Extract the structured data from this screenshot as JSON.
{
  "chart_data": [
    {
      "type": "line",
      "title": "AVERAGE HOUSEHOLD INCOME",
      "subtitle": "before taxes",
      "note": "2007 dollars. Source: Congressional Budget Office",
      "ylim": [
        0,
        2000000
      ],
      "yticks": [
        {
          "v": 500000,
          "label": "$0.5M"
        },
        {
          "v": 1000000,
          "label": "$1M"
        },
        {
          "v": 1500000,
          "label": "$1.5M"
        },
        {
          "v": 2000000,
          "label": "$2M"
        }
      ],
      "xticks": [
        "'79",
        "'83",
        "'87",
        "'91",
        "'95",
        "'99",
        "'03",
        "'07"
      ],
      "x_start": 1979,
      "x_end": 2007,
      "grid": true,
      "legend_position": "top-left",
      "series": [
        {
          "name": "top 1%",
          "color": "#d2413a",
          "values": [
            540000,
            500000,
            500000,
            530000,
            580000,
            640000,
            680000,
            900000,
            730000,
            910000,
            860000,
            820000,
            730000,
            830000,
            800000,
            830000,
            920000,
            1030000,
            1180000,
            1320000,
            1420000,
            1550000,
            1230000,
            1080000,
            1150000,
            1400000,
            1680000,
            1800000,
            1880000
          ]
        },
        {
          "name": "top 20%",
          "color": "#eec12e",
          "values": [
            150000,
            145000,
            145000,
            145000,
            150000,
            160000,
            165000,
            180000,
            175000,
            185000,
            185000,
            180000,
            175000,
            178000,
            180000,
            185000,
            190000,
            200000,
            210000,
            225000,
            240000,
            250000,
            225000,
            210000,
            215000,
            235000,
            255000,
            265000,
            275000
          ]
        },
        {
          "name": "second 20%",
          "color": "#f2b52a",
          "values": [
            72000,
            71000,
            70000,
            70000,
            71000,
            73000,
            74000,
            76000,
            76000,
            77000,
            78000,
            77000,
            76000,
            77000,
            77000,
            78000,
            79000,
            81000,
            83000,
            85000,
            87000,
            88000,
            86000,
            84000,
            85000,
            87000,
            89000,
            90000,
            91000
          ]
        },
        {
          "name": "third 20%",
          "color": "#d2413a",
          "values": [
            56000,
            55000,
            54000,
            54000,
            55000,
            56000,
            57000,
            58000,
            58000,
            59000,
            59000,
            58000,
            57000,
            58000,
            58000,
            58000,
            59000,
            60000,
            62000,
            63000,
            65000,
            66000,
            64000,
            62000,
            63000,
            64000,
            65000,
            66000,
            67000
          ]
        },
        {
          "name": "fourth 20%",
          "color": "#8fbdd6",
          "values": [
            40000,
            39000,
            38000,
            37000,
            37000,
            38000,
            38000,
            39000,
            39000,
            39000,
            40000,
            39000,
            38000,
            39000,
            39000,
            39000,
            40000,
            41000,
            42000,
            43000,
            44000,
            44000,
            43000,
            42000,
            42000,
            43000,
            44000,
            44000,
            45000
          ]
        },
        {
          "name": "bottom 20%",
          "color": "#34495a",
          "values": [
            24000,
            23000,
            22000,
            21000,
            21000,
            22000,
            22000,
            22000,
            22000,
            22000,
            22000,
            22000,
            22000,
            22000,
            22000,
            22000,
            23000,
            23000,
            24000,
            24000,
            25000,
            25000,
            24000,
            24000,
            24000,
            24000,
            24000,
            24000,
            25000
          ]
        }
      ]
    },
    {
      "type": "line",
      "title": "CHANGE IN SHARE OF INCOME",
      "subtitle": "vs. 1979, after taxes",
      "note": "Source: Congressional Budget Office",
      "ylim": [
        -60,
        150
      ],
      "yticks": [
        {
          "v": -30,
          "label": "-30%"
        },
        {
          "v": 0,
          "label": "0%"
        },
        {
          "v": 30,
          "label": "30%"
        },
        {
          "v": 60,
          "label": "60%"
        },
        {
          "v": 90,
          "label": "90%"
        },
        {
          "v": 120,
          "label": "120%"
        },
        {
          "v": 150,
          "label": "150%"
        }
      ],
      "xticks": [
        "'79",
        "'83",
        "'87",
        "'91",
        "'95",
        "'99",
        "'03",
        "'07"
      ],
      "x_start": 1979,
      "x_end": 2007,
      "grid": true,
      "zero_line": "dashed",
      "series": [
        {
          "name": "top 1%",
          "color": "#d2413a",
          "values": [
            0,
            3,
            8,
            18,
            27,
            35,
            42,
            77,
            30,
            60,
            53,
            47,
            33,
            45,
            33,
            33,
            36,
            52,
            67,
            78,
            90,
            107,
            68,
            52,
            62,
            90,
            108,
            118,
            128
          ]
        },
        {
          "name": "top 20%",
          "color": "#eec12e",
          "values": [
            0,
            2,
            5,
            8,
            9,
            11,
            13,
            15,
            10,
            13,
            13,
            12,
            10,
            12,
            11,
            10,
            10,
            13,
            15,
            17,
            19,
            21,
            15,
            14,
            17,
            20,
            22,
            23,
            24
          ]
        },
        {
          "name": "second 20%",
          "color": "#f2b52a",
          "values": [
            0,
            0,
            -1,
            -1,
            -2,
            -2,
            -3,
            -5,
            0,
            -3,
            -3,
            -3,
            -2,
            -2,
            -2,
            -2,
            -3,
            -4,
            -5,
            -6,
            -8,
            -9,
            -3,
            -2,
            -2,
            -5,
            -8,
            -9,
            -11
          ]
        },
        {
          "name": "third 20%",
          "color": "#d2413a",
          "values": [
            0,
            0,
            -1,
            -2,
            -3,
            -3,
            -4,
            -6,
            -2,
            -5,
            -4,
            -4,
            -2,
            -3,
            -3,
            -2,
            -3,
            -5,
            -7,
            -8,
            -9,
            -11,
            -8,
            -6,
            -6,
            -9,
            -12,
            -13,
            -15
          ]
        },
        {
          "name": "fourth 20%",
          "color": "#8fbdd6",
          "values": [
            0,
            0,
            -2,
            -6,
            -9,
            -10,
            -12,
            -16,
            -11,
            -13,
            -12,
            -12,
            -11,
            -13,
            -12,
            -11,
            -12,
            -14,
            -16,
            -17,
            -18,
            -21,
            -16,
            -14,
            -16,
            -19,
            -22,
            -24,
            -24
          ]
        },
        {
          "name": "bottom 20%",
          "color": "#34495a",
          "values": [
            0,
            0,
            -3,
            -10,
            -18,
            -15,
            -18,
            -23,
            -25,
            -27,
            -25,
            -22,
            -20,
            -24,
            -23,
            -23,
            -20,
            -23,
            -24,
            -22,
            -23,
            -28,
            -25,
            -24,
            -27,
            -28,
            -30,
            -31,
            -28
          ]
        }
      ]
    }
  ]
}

### Work to be completed
List the lines that contain the word "note".

### Response
      "note": "2007 dollars. Source: Congressional Budget Office",
      "note": "Source: Congressional Budget Office",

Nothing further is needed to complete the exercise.